— Begin —

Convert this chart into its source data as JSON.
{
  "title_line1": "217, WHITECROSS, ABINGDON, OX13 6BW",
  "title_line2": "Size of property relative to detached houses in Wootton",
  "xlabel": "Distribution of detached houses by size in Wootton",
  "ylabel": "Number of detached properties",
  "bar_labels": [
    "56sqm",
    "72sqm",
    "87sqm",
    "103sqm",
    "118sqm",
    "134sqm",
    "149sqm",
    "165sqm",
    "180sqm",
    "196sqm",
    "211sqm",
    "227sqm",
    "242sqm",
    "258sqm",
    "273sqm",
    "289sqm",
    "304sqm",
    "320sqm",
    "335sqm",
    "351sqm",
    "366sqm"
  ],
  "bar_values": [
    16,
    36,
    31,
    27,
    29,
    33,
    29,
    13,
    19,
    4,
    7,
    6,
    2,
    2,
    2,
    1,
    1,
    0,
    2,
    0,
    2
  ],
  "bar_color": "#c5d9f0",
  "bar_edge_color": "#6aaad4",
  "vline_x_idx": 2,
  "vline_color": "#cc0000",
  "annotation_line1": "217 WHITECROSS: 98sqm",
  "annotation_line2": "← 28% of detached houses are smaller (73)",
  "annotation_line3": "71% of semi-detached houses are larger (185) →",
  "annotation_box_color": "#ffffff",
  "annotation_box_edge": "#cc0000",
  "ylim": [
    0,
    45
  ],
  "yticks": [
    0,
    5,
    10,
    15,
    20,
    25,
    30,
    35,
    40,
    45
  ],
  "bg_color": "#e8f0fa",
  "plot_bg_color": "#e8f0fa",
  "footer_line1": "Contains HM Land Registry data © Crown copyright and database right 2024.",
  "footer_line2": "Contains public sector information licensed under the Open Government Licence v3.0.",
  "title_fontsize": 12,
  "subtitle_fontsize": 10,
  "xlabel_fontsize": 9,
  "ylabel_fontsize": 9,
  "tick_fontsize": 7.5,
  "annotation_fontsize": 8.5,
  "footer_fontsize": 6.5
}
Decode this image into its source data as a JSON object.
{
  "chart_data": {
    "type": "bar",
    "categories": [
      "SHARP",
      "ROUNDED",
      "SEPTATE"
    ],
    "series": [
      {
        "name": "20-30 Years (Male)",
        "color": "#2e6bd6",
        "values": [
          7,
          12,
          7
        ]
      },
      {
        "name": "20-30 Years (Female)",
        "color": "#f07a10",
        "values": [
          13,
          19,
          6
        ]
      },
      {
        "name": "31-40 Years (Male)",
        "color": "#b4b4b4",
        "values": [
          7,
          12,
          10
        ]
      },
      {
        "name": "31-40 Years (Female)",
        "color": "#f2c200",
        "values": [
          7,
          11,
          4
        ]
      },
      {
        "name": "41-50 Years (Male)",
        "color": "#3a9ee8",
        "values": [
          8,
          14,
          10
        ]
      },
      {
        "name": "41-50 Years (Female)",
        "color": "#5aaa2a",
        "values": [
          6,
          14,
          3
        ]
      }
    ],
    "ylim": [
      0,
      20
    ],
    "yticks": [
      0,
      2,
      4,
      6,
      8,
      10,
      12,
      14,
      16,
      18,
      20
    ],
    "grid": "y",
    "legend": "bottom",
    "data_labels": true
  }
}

— End —

> Task brief
Repeat every line of the material exactly as given.

> Result
Convert this chart into its source data as JSON.
{
  "title_line1": "217, WHITECROSS, ABINGDON, OX13 6BW",
  "title_line2": "Size of property relative to detached houses in Wootton",
  "xlabel": "Distribution of detached houses by size in Wootton",
  "ylabel": "Number of detached properties",
  "bar_labels": [
    "56sqm",
    "72sqm",
    "87sqm",
    "103sqm",
    "118sqm",
    "134sqm",
    "149sqm",
    "165sqm",
    "180sqm",
    "196sqm",
    "211sqm",
    "227sqm",
    "242sqm",
    "258sqm",
    "273sqm",
    "289sqm",
    "304sqm",
    "320sqm",
    "335sqm",
    "351sqm",
    "366sqm"
  ],
  "bar_values": [
    16,
    36,
    31,
    27,
    29,
    33,
    29,
    13,
    19,
    4,
    7,
    6,
    2,
    2,
    2,
    1,
    1,
    0,
    2,
    0,
    2
  ],
  "bar_color": "#c5d9f0",
  "bar_edge_color": "#6aaad4",
  "vline_x_idx": 2,
  "vline_color": "#cc0000",
  "annotation_line1": "217 WHITECROSS: 98sqm",
  "annotation_line2": "← 28% of detached houses are smaller (73)",
  "annotation_line3": "71% of semi-detached houses are larger (185) →",
  "annotation_box_color": "#ffffff",
  "annotation_box_edge": "#cc0000",
  "ylim": [
    0,
    45
  ],
  "yticks": [
    0,
    5,
    10,
    15,
    20,
    25,
    30,
    35,
    40,
    45
  ],
  "bg_color": "#e8f0fa",
  "plot_bg_color": "#e8f0fa",
  "footer_line1": "Contains HM Land Registry data © Crown copyright and database right 2024.",
  "footer_line2": "Contains public sector information licensed under the Open Government Licence v3.0.",
  "title_fontsize": 12,
  "subtitle_fontsize": 10,
  "xlabel_fontsize": 9,
  "ylabel_fontsize": 9,
  "tick_fontsize": 7.5,
  "annotation_fontsize": 8.5,
  "footer_fontsize": 6.5
}
Decode this image into its source data as a JSON object.
{
  "chart_data": {
    "type": "bar",
    "categories": [
      "SHARP",
      "ROUNDED",
      "SEPTATE"
    ],
    "series": [
      {
        "name": "20-30 Years (Male)",
        "color": "#2e6bd6",
        "values": [
          7,
          12,
          7
        ]
      },
      {
        "name": "20-30 Years (Female)",
        "color": "#f07a10",
        "values": [
          13,
          19,
          6
        ]
      },
      {
        "name": "31-40 Years (Male)",
        "color": "#b4b4b4",
        "values": [
          7,
          12,
          10
        ]
      },
      {
        "name": "31-40 Years (Female)",
        "color": "#f2c200",
        "values": [
          7,
          11,
          4
        ]
      },
      {
        "name": "41-50 Years (Male)",
        "color": "#3a9ee8",
        "values": [
          8,
          14,
          10
        ]
      },
      {
        "name": "41-50 Years (Female)",
        "color": "#5aaa2a",
        "values": [
          6,
          14,
          3
        ]
      }
    ],
    "ylim": [
      0,
      20
    ],
    "yticks": [
      0,
      2,
      4,
      6,
      8,
      10,
      12,
      14,
      16,
      18,
      20
    ],
    "grid": "y",
    "legend": "bottom",
    "data_labels": true
  }
}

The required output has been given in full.